*Stated problem*: Extract, from the records beneath this instruction, each line that contains the word "JSON".

*Data shown*:
------------

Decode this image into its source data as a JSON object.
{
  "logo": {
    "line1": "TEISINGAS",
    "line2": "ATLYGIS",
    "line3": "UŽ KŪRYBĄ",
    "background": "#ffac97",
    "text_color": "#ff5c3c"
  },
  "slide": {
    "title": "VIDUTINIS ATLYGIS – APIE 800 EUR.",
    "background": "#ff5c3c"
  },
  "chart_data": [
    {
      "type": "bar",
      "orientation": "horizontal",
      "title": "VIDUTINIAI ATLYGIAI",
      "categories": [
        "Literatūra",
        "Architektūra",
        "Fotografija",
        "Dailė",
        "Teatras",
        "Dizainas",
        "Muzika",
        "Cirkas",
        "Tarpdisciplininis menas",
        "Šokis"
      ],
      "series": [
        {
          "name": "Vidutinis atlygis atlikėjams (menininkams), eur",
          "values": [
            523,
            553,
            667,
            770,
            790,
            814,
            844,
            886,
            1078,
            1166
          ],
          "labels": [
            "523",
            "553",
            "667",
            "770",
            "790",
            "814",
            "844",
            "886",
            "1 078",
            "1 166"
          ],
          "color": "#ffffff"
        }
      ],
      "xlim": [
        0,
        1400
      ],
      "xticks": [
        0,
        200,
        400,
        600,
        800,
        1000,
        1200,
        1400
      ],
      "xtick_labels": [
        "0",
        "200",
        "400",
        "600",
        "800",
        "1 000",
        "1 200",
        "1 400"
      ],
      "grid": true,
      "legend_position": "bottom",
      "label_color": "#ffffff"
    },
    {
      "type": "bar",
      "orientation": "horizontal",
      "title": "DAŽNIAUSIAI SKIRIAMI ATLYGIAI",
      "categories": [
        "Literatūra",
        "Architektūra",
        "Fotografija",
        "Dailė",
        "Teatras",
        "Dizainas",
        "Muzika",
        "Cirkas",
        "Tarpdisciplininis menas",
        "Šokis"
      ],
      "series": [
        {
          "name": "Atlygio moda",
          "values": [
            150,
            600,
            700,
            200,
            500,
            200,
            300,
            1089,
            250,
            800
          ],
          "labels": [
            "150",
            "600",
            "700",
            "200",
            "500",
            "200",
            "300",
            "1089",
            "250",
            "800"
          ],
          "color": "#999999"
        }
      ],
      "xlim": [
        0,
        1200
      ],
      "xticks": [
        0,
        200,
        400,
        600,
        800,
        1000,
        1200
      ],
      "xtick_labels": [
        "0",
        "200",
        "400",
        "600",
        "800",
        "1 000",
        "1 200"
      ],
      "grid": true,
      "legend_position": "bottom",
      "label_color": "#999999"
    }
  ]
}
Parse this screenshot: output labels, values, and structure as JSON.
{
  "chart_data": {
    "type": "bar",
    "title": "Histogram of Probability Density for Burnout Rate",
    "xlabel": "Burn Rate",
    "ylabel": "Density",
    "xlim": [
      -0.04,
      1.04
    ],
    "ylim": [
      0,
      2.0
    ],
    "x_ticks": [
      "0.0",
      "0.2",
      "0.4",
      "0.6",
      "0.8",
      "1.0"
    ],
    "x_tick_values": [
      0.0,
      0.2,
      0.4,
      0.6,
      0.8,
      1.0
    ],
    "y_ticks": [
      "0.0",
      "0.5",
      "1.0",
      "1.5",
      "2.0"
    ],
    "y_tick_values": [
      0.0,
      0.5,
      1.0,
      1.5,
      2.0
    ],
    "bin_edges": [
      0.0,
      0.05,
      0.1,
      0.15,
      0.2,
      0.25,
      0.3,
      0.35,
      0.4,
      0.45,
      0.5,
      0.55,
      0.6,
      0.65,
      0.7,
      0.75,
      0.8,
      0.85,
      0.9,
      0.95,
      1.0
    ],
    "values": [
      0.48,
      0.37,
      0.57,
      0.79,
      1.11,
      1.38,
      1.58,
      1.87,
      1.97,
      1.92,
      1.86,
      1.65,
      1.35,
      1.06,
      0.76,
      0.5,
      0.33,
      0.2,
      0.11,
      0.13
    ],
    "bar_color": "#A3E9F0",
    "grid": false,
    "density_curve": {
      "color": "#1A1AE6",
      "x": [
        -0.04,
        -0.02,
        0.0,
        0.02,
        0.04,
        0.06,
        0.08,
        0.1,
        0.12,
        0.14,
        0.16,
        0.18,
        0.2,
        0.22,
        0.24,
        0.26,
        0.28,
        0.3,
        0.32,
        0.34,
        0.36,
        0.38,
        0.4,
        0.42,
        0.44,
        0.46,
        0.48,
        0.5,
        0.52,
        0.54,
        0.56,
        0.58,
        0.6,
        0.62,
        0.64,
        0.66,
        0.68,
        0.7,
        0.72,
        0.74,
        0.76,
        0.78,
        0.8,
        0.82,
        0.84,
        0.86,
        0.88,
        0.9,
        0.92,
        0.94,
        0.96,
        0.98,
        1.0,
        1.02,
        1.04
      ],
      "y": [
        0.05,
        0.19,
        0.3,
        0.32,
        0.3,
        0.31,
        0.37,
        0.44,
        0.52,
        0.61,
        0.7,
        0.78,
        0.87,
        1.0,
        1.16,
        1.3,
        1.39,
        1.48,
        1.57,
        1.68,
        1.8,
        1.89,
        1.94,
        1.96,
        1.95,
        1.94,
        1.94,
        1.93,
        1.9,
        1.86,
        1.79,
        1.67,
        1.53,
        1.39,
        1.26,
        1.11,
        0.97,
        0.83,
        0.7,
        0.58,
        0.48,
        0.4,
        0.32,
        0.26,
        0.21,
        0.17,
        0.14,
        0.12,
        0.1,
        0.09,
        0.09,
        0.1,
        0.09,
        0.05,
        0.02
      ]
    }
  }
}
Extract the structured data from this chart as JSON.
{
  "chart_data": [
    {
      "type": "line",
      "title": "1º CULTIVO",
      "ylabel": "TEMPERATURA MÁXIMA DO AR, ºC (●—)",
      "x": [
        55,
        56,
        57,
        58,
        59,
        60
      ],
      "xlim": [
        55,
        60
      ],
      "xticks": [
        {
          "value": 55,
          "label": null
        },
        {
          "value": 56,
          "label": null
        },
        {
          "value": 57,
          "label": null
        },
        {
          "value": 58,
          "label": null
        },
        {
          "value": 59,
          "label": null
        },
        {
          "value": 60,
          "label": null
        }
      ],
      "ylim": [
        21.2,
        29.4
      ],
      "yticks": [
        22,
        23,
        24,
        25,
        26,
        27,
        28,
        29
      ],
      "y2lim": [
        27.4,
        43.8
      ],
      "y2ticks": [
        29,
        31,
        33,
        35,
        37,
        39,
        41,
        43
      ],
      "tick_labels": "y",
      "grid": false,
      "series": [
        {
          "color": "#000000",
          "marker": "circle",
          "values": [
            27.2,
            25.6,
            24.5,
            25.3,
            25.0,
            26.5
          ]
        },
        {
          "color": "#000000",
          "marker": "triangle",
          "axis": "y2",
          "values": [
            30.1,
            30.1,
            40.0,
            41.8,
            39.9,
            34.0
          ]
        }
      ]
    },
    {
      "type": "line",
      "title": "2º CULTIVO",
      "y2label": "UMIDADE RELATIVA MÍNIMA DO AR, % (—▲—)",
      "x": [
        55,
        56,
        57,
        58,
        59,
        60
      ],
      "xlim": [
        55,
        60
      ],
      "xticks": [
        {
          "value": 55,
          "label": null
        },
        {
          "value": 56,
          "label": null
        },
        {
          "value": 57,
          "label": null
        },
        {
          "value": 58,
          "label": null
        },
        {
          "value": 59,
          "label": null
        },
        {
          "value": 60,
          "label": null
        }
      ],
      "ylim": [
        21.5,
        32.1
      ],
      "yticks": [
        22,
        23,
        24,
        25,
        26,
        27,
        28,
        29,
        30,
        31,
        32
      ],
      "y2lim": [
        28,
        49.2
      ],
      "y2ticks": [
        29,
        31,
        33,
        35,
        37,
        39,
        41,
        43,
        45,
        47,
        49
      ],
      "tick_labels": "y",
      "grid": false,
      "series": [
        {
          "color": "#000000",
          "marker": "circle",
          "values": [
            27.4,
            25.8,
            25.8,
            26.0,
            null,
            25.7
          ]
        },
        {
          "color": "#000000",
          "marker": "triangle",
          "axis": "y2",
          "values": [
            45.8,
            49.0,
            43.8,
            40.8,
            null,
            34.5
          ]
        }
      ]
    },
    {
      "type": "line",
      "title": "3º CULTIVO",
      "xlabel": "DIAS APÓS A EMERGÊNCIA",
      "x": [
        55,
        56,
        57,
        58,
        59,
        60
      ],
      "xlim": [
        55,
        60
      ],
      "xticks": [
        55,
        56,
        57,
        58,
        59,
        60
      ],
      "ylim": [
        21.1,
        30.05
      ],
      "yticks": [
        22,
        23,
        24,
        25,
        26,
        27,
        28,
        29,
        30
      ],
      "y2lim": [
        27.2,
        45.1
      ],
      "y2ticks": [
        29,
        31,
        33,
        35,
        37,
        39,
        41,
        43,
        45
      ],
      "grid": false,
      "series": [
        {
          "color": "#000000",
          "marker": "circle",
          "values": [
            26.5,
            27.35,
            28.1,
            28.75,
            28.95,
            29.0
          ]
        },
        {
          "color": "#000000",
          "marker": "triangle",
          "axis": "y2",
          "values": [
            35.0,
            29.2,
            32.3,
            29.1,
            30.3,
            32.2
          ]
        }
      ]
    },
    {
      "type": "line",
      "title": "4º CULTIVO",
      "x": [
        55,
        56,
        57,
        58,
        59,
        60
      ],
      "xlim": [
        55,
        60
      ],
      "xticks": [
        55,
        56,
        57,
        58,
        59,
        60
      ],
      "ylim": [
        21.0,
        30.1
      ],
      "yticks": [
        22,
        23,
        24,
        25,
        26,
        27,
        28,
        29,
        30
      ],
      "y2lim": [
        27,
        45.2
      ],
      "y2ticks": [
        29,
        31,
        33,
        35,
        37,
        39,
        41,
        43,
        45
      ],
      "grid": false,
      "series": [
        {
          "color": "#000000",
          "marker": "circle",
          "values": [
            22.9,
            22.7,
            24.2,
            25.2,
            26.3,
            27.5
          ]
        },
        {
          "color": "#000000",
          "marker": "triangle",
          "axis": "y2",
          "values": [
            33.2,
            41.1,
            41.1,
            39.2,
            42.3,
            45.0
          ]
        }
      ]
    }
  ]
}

------------

*Correct result*:
Decode this image into its source data as a JSON object.
Parse this screenshot: output labels, values, and structure as JSON.
Extract the structured data from this chart as JSON.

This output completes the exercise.